### Material supplied

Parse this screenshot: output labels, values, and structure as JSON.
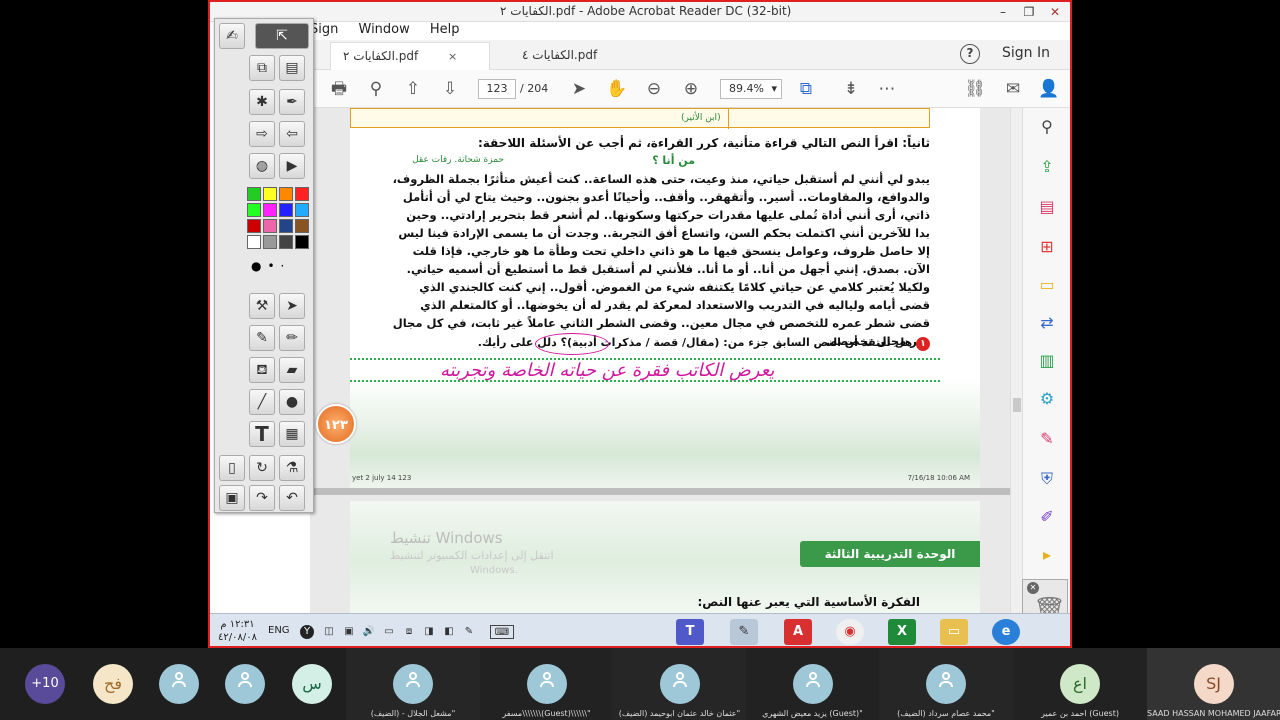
{
  "window": {
    "title": "الكفايات ٢.pdf - Adobe Acrobat Reader DC (32-bit)",
    "menu": [
      "Sign",
      "Window",
      "Help"
    ],
    "sign_in": "Sign In",
    "help_icon": "?"
  },
  "tabs": [
    {
      "label": "الكفايات ٢.pdf",
      "active": true,
      "close": "×"
    },
    {
      "label": "الكفايات ٤.pdf",
      "active": false
    }
  ],
  "toolbar": {
    "page_current": "123",
    "page_total": "/ 204",
    "zoom": "89.4%",
    "zoom_arrow": "▾"
  },
  "document": {
    "source_label": "(ابن الأثير)",
    "heading": "ثانياً: اقرأ النص التالي قراءة متأنية، كرر القراءة، ثم أجب عن الأسئلة اللاحقة:",
    "subtitle": "من أنا ؟",
    "author": "حمزة شحاتة. رفات عقل",
    "para1": "يبدو لي أنني لم أستقبل حياتي، منذ وعيت، حتى هذه الساعة.. كنت أعيش متأثرًا بجملة الظروف، والدوافع، والمقاومات.. أسير.. وأتقهقر.. وأقف.. وأحيانًا أعدو بجنون.. وحيث يتاح لي أن أتأمل ذاتي، أرى أنني أداة تُملى عليها مقدرات حركتها وسكونها.. لم أشعر قط بتحرير إرادتي.. وحين بدا للآخرين أنني اكتملت بحكم السن، واتساع أفق التجربة.. وجدت أن ما يسمى الإرادة فينا ليس إلا حاصل ظروف، وعوامل ينسحق فيها ما هو ذاتي داخلي تحت وطأة ما هو خارجي. فإذا قلت الآن. بصدق. إنني أجهل من أنا.. أو ما أنا.. فلأنني لم أستقبل قط ما أستطيع أن أسميه حياتي.",
    "para2": "ولكيلا يُعتبر كلامي عن حياتي كلامًا يكتنفه شيء من الغموض. أقول.. إني كنت كالجندي الذي قضى أيامه ولياليه في التدريب والاستعداد لمعركة لم يقدر له أن يخوضها.. أو كالمتعلم الذي قضى شطر عمره للتخصص في مجال معين.. وقضى الشطر الثاني عاملاً غير ثابت، في كل مجال غير مجال تخصصه.",
    "question_num": "١",
    "question": "هل تعتقد أن النص السابق جزء من: (مقال/ قصة / مذكرات أدبية)؟ دلل على رأيك.",
    "handwriting": "يعرض الكاتب فقرة عن حياته الخاصة وتجربته",
    "footer_left": "yet 2 july 14   123",
    "footer_right": "7/16/18   10:06 AM",
    "unit_title": "الوحدة التدريبية الثالثة",
    "question2": "الفكرة الأساسية التي يعبر عنها النص:"
  },
  "watermark": {
    "line1": "تنشيط Windows",
    "line2": "انتقل إلى إعدادات الكمبيوتر لتنشيط",
    "line3": "Windows."
  },
  "smart_toolbar": {
    "page_badge": "١٢٣",
    "colors": [
      "#22cc22",
      "#ffff22",
      "#ff8800",
      "#ff2222",
      "#22ff22",
      "#ff22ff",
      "#2222ff",
      "#22aaff",
      "#cc0000",
      "#ee66aa",
      "#224488",
      "#885522",
      "#ffffff",
      "#999999",
      "#444444",
      "#000000"
    ],
    "text_tool": "T"
  },
  "taskbar": {
    "time": "١٢:٣١ م",
    "date": "٤٢/٠٨/٠٨",
    "lang": "ENG"
  },
  "participants": [
    {
      "initials": "+10",
      "name": "",
      "color": "#5a4a9a"
    },
    {
      "initials": "فح",
      "name": "",
      "color": "#f5e6c8"
    },
    {
      "initials": "",
      "name": "",
      "color": "#9ec8d8"
    },
    {
      "initials": "",
      "name": "",
      "color": "#9ec8d8"
    },
    {
      "initials": "س",
      "name": "",
      "color": "#d4efe6"
    },
    {
      "initials": "",
      "name": "مشعل الجلال - (الضيف)\"",
      "color": "#9ec8d8"
    },
    {
      "initials": "",
      "name": "مسفر\\\\\\\\\\\\\\(Guest)\\\\\\\\\\\\\"",
      "color": "#9ec8d8"
    },
    {
      "initials": "",
      "name": "عثمان خالد عثمان ابوحيمد (الضيف)\"",
      "color": "#9ec8d8"
    },
    {
      "initials": "",
      "name": "يزيد معيض الشهري (Guest)\"",
      "color": "#9ec8d8"
    },
    {
      "initials": "",
      "name": "محمد عصام سرداد (الضيف)\"",
      "color": "#9ec8d8"
    },
    {
      "initials": "اع",
      "name": "احمد بن عمير (Guest)",
      "color": "#cfe8c8"
    },
    {
      "initials": "SJ",
      "name": "SAAD HASSAN MOHAMED JAAFAR",
      "color": "#f4d8c8"
    }
  ]
}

### Given instruction
Copy each line holding the word "الضيف" from the listing above.

### Reply
      "name": "مشعل الجلال - (الضيف)\"",
      "name": "عثمان خالد عثمان ابوحيمد (الضيف)\"",
      "name": "محمد عصام سرداد (الضيف)\"",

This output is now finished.